**Task directions:**
Locate each line containing the string "decade" and copy it out.

**Exercise input:**
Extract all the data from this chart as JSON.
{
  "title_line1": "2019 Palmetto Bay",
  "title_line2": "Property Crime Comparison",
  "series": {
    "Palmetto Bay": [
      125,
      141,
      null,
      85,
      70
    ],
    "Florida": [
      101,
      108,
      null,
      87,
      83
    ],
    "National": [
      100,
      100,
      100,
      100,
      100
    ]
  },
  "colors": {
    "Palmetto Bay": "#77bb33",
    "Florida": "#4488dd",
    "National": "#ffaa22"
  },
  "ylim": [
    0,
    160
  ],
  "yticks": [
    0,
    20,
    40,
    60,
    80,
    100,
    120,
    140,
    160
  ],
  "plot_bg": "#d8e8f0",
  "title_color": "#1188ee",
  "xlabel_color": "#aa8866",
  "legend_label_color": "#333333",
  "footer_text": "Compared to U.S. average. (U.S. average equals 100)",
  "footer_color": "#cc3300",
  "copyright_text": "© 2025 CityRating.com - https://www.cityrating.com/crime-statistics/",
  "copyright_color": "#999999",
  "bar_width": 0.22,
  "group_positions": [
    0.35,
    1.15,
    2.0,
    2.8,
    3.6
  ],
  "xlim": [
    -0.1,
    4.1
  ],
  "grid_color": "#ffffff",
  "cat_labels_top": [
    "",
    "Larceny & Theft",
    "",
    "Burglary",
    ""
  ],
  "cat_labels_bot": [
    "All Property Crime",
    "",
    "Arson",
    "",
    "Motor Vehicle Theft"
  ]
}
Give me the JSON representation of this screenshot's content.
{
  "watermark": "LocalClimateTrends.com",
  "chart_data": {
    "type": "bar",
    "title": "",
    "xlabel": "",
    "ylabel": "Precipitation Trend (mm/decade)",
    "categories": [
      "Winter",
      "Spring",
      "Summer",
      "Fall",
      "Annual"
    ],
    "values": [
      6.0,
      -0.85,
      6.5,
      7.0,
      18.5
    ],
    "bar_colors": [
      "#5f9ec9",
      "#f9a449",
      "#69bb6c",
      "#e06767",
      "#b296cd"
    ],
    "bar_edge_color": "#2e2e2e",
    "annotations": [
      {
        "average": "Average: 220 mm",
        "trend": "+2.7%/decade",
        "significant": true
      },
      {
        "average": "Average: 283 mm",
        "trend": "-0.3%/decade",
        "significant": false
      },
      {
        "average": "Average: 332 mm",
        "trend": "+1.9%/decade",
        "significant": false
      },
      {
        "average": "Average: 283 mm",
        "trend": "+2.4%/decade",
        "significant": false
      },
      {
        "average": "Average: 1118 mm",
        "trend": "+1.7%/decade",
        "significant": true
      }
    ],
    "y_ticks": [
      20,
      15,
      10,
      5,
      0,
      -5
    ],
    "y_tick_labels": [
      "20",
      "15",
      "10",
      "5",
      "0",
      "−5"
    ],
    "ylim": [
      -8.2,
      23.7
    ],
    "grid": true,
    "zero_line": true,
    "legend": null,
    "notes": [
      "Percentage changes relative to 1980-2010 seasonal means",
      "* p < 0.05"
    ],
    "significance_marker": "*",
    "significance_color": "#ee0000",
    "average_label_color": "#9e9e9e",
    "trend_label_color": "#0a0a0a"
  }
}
---
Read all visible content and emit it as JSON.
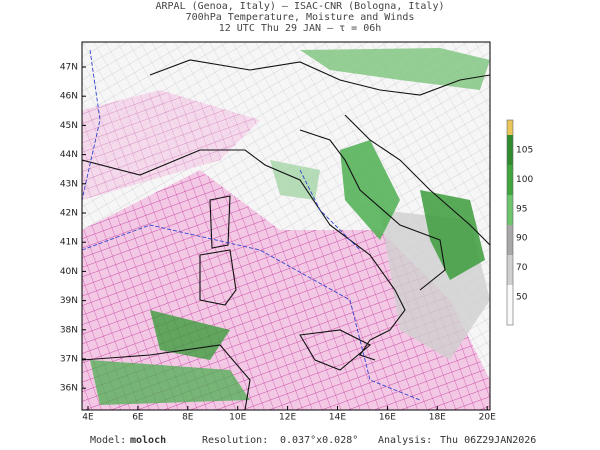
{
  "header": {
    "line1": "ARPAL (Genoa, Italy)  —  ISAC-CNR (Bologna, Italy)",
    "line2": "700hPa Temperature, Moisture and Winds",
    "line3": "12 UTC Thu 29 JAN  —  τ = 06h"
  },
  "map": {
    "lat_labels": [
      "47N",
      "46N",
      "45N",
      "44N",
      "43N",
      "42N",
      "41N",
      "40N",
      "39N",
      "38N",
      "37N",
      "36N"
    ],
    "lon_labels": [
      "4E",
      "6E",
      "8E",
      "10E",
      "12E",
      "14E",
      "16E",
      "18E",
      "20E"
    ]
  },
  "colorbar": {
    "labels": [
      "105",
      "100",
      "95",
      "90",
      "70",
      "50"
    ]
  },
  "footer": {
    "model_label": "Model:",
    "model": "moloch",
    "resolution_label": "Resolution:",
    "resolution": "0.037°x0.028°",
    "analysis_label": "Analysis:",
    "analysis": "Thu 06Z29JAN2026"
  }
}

**Task solution:**
    "ylabel": "Precipitation Trend (mm/decade)",
        "trend": "+2.7%/decade",
        "trend": "-0.3%/decade",
        "trend": "+1.9%/decade",
        "trend": "+2.4%/decade",
        "trend": "+1.7%/decade",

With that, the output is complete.